- _Directions_: Go through the listing and copy each line with the string "true".

- _Raw records_:
§ §

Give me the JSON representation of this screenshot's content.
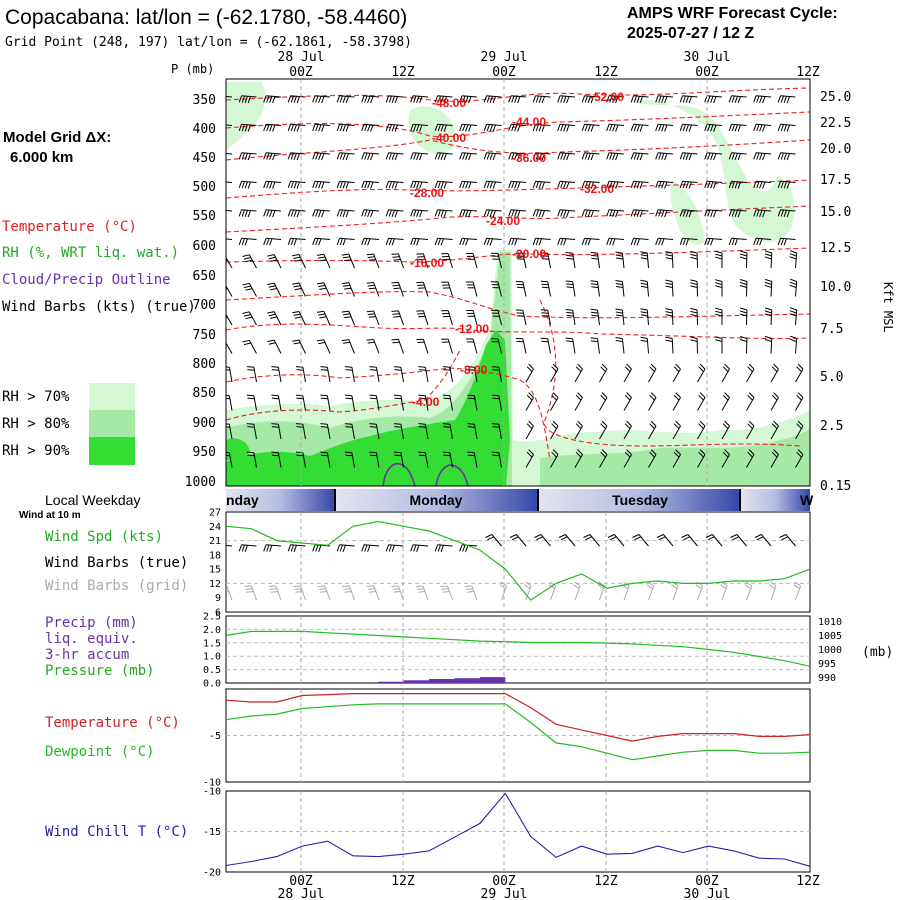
{
  "header": {
    "title": "Copacabana:  lat/lon = (-62.1780, -58.4460)",
    "subtitle": "Grid Point (248, 197) lat/lon = (-62.1861, -58.3798)",
    "cycle_title": "AMPS WRF Forecast Cycle:",
    "cycle_value": "2025-07-27 / 12  Z"
  },
  "left_panel": {
    "model_grid_label": "Model Grid ΔX:",
    "model_grid_value": "6.000 km",
    "legend": [
      {
        "label": "Temperature (°C)",
        "color": "#dd2222"
      },
      {
        "label": "RH (%, WRT liq. wat.)",
        "color": "#22aa22"
      },
      {
        "label": "Cloud/Precip Outline",
        "color": "#6633aa"
      },
      {
        "label": "Wind Barbs (kts) (true)",
        "color": "#000000"
      }
    ],
    "rh_levels": [
      {
        "label": "RH > 70%",
        "color": "#d4f7d4"
      },
      {
        "label": "RH > 80%",
        "color": "#a6e8a6"
      },
      {
        "label": "RH > 90%",
        "color": "#33dd33"
      }
    ]
  },
  "time_axis": {
    "top_dates": [
      "28 Jul",
      "29 Jul",
      "30 Jul"
    ],
    "hour_labels": [
      "00Z",
      "12Z",
      "00Z",
      "12Z",
      "00Z",
      "12Z"
    ],
    "bottom_dates": [
      "28 Jul",
      "29 Jul",
      "30 Jul"
    ]
  },
  "weekday_bar": {
    "label": "Local Weekday",
    "days": [
      "nday",
      "Monday",
      "Tuesday",
      "W"
    ]
  },
  "chart_data": [
    {
      "type": "heatmap",
      "name": "cross-section",
      "ylabel": "P (mb)",
      "y2label": "Kft MSL",
      "y_ticks": [
        "350",
        "400",
        "450",
        "500",
        "550",
        "600",
        "650",
        "700",
        "750",
        "800",
        "850",
        "900",
        "950",
        "1000"
      ],
      "y2_ticks": [
        "25.0",
        "22.5",
        "20.0",
        "17.5",
        "15.0",
        "12.5",
        "10.0",
        "7.5",
        "5.0",
        "2.5",
        "0.15"
      ],
      "temperature_labels": [
        "-48.00",
        "-52.00",
        "-40.00",
        "-44.00",
        "-36.00",
        "-28.00",
        "-32.00",
        "-24.00",
        "-20.00",
        "-16.00",
        "-12.00",
        "-8.00",
        "-4.00"
      ],
      "temperature_color": "#dd2222"
    },
    {
      "type": "line",
      "name": "wind",
      "title_lines": [
        "Wind at 10 m"
      ],
      "legend": [
        "Wind Spd (kts)",
        "Wind Barbs (true)",
        "Wind Barbs (grid)"
      ],
      "legend_colors": [
        "#22aa22",
        "#000000",
        "#aaaaaa"
      ],
      "y_ticks": [
        "27",
        "24",
        "21",
        "18",
        "15",
        "12",
        "9",
        "6"
      ],
      "ylim": [
        6,
        27
      ],
      "values": [
        24,
        23.5,
        21,
        20.5,
        20,
        24,
        25,
        24,
        23,
        21,
        19,
        15,
        8.5,
        12,
        14,
        11,
        12,
        12.5,
        12,
        12,
        12.5,
        12.5,
        13,
        15
      ]
    },
    {
      "type": "bar",
      "name": "precip-pressure",
      "legend": [
        "Precip (mm)",
        "liq. equiv.",
        "3-hr accum",
        "Pressure (mb)"
      ],
      "legend_colors": [
        "#6633aa",
        "#6633aa",
        "#6633aa",
        "#22aa22"
      ],
      "y_ticks": [
        "2.5",
        "2.0",
        "1.5",
        "1.0",
        "0.5",
        "0.0"
      ],
      "y2_ticks": [
        "1010",
        "1005",
        "1000",
        "995",
        "990"
      ],
      "y2label": "(mb)",
      "ylim": [
        0,
        2.5
      ],
      "y2lim": [
        988,
        1012
      ],
      "precip": [
        0,
        0,
        0,
        0,
        0,
        0,
        0,
        0.05,
        0.1,
        0.15,
        0.18,
        0.22,
        0,
        0,
        0,
        0,
        0,
        0,
        0,
        0,
        0,
        0,
        0,
        0
      ],
      "pressure": [
        1005,
        1006.5,
        1006.5,
        1006.5,
        1006,
        1005.5,
        1005,
        1004.5,
        1004,
        1003.5,
        1003,
        1002.8,
        1002.5,
        1002.5,
        1002.5,
        1002.3,
        1002,
        1001.5,
        1001,
        1000,
        999,
        997.5,
        996,
        994
      ]
    },
    {
      "type": "line",
      "name": "temperature-dewpoint",
      "legend": [
        "Temperature (°C)",
        "Dewpoint (°C)"
      ],
      "legend_colors": [
        "#cc2222",
        "#22bb22"
      ],
      "y_ticks": [
        "-5",
        "-10"
      ],
      "ylim": [
        -10,
        0
      ],
      "temperature": [
        -1.2,
        -1.4,
        -1.4,
        -0.7,
        -0.6,
        -0.5,
        -0.5,
        -0.5,
        -0.5,
        -0.5,
        -0.5,
        -0.5,
        -2.0,
        -3.8,
        -4.4,
        -5.0,
        -5.6,
        -5.1,
        -4.8,
        -4.8,
        -4.8,
        -5.1,
        -5.1,
        -4.9
      ],
      "dewpoint": [
        -3.3,
        -2.9,
        -2.7,
        -2.1,
        -1.9,
        -1.7,
        -1.6,
        -1.6,
        -1.6,
        -1.6,
        -1.6,
        -1.6,
        -3.6,
        -5.8,
        -6.2,
        -6.9,
        -7.6,
        -7.2,
        -6.8,
        -6.6,
        -6.6,
        -6.9,
        -6.9,
        -6.8
      ]
    },
    {
      "type": "line",
      "name": "wind-chill",
      "legend": [
        "Wind Chill T (°C)"
      ],
      "legend_colors": [
        "#2222aa"
      ],
      "y_ticks": [
        "-10",
        "-15",
        "-20"
      ],
      "ylim": [
        -20,
        -10
      ],
      "values": [
        -19.2,
        -18.7,
        -18.1,
        -16.8,
        -16.2,
        -18.0,
        -18.1,
        -17.8,
        -17.4,
        -15.7,
        -14.0,
        -10.3,
        -15.6,
        -18.2,
        -16.8,
        -17.8,
        -17.7,
        -16.8,
        -17.6,
        -16.8,
        -17.4,
        -18.3,
        -18.4,
        -19.3
      ]
    }
  ]
}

§ §

- _Output_:
        "label": "Wind Barbs (kts) (true)",
        "Wind Barbs (true)",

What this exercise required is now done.